WHAT THE TASK ASKS — Look through the data and write out every line with the word "объединений" in it.

ROWS —
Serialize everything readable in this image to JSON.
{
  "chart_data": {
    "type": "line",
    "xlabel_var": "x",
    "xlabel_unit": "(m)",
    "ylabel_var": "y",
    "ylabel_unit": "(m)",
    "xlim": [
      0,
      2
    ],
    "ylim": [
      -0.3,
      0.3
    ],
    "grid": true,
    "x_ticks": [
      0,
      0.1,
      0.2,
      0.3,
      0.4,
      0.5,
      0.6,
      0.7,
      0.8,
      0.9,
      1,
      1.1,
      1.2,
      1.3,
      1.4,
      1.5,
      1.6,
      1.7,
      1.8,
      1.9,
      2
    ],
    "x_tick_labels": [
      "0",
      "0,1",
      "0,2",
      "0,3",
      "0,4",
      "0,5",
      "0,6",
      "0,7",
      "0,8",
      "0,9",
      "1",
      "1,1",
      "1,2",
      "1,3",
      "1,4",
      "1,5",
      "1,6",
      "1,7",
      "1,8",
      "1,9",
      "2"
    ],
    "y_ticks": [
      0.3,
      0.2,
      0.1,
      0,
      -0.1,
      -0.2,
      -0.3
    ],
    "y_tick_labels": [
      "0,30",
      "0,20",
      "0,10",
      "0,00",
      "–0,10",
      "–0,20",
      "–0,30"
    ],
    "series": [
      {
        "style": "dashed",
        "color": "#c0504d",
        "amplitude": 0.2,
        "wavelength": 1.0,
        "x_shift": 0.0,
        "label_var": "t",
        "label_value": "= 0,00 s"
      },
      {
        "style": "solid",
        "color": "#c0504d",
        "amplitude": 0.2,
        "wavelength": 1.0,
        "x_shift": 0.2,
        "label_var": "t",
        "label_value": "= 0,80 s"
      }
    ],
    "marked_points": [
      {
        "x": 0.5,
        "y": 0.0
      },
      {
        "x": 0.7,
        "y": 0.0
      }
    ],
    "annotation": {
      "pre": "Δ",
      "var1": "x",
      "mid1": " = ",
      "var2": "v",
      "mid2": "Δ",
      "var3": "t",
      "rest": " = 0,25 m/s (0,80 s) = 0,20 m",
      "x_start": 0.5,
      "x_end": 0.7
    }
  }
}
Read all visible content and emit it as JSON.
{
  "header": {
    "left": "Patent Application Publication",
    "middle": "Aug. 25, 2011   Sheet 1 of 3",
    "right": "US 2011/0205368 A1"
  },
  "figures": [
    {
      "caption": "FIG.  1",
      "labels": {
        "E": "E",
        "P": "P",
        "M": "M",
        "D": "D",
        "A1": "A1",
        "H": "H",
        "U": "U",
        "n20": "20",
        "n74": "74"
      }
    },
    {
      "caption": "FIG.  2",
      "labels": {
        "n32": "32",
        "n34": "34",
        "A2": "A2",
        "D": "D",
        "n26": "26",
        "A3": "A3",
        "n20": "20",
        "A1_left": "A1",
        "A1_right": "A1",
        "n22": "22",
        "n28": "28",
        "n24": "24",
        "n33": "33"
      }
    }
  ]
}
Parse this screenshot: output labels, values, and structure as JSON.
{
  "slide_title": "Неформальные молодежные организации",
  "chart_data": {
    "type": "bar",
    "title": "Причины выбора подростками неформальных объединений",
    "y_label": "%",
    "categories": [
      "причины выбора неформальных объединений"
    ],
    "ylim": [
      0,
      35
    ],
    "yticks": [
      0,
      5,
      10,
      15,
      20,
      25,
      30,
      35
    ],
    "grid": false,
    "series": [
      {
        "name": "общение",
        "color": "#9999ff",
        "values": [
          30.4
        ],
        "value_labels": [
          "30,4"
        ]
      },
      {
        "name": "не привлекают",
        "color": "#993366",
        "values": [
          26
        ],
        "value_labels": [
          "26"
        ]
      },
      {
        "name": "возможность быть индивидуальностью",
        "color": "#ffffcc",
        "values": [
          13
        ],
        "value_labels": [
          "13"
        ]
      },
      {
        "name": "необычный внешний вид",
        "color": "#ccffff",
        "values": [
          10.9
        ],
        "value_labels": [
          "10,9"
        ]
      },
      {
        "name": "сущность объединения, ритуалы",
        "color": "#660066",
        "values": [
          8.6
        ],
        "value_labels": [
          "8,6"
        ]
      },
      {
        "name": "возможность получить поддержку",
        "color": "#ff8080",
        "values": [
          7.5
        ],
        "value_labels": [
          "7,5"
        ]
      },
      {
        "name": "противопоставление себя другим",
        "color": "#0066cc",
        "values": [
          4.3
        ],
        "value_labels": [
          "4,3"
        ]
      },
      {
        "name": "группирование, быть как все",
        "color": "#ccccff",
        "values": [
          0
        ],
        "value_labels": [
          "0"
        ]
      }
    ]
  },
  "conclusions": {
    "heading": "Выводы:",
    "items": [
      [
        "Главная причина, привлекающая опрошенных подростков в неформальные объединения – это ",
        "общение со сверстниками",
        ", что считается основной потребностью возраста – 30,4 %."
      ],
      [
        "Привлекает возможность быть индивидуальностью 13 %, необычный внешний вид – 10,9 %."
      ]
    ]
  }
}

PROBLEM SOLUTION —
    "title": "Причины выбора подростками неформальных объединений",
      "причины выбора неформальных объединений"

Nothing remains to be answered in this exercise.